== REQUIRED ACTIONS ==
[A] In the MNIST loading code, what value is printed for num in the test output?
[B] Rename "content" to "data" in the MNIST loading code, and write out the section from "print('magic\t\t', magic)" to "print('Train*****************************')" with that change.

— Start of GIVEN TEXT —

# Preparation

### Load the MINIST dataset

In [1]:
import cupy as np
from struct import unpack
import gzip
import matplotlib.pyplot as plt

def read(filepath, show=False):
    with gzip.open(filepath, 'rb') as f:
        if show:
            magic, num, rows, cols = unpack('>4I', f.read(16))
            print('magic\t\t', magic)
            print('num\t\t', num)
            print('rows\t\t', rows)
            print('cols\t\t', cols)
        content=np.frombuffer(f.read(), dtype=np.uint8)
    return content

print('Train*****************************')
train_imgs = read(r'dataset\MNIST\train-images-idx3-ubyte.gz', show=True).reshape(-1, 28, 28)
train_labels = read(r'dataset\MNIST\train-labels-idx1-ubyte.gz')

print('Test******************************')
test_imgs = read(r'dataset\MNIST\t10k-images-idx3-ubyte.gz', show=True).reshape(-1, 28, 28)
test_labels = read(r'dataset/MNIST/t10k-labels-idx1-ubyte.gz')

# X_train, y_train = mnist_reader.load_mnist('fashion_mnist/data/fashion', kind='train')
# X_test, y_test = mnist_reader.load_mnist('fashion_mnist/data/fashion', kind='t10k')


Train*****************************
magic		 2051
num		 60000
rows		 28
cols		 28
Test******************************
magic		 2051
num		 10000
rows		 28
cols		 28


In [2]:
train_labels = train_labels[-60000:]
test_labels = test_labels[-10000:]
print('train images shape\t', train_imgs.shape)
print('train labels shape\t', train_labels.shape)
print('test images shape\t', test_imgs.shape)
print('test labels shape\t', test_labels.shape)
print(train_labels[0:10])

train images shape	 (60000, 28, 28)
train labels shape	 (60000,)
test images shape	 (10000, 28, 28)
test labels shape	 (10000,)

— End of GIVEN TEXT —
— Start of EXTRACTED ENTRIES —

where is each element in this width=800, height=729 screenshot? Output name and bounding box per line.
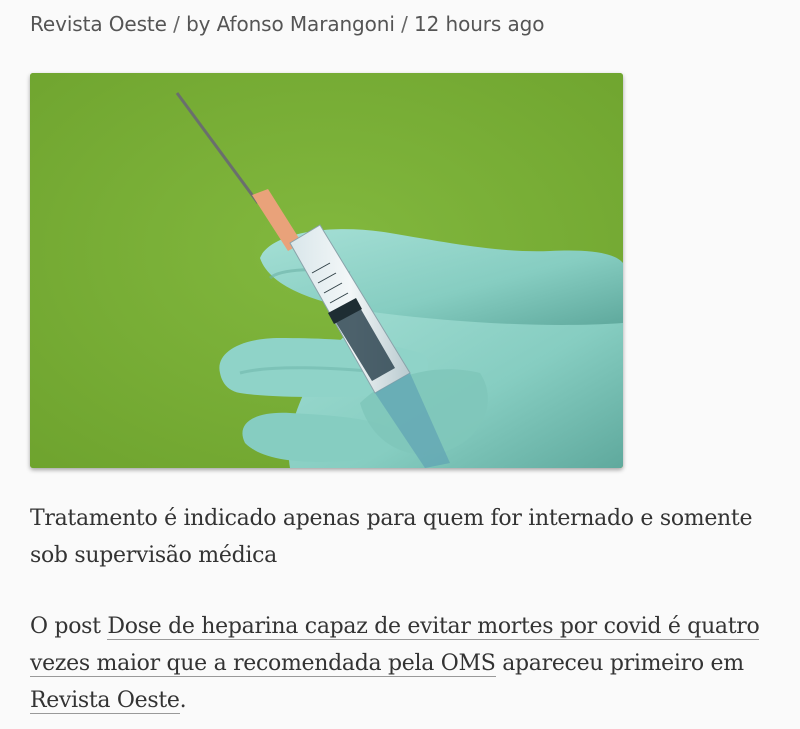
footer-suffix: . — [179, 688, 187, 713]
meta-separator: / — [173, 12, 180, 36]
meta-separator: / — [401, 12, 408, 36]
syringe-photo — [30, 73, 623, 468]
post-meta: Revista Oeste / by Afonso Marangoni / 12… — [30, 12, 544, 36]
author-byline: by Afonso Marangoni — [186, 12, 395, 36]
post-excerpt: Tratamento é indicado apenas para quem f… — [30, 506, 753, 568]
post-time: 12 hours ago — [414, 12, 545, 36]
footer-prefix: O post — [30, 614, 108, 639]
site-link[interactable]: Revista Oeste — [30, 688, 180, 714]
source-name: Revista Oeste — [30, 12, 167, 36]
hero-image — [30, 73, 623, 468]
footer-middle: apareceu primeiro em — [495, 651, 744, 676]
post-footer: O post Dose de heparina capaz de evitar … — [30, 608, 765, 719]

— End of EXTRACTED ENTRIES —

== ANSWERS TO THE TASKS ==
[A] 10000

[B]
print('magic\t\t', magic)
            print('num\t\t', num)
            print('rows\t\t', rows)
            print('cols\t\t', cols)
        data=np.frombuffer(f.read(), dtype=np.uint8)
    return data

print('Train*****************************')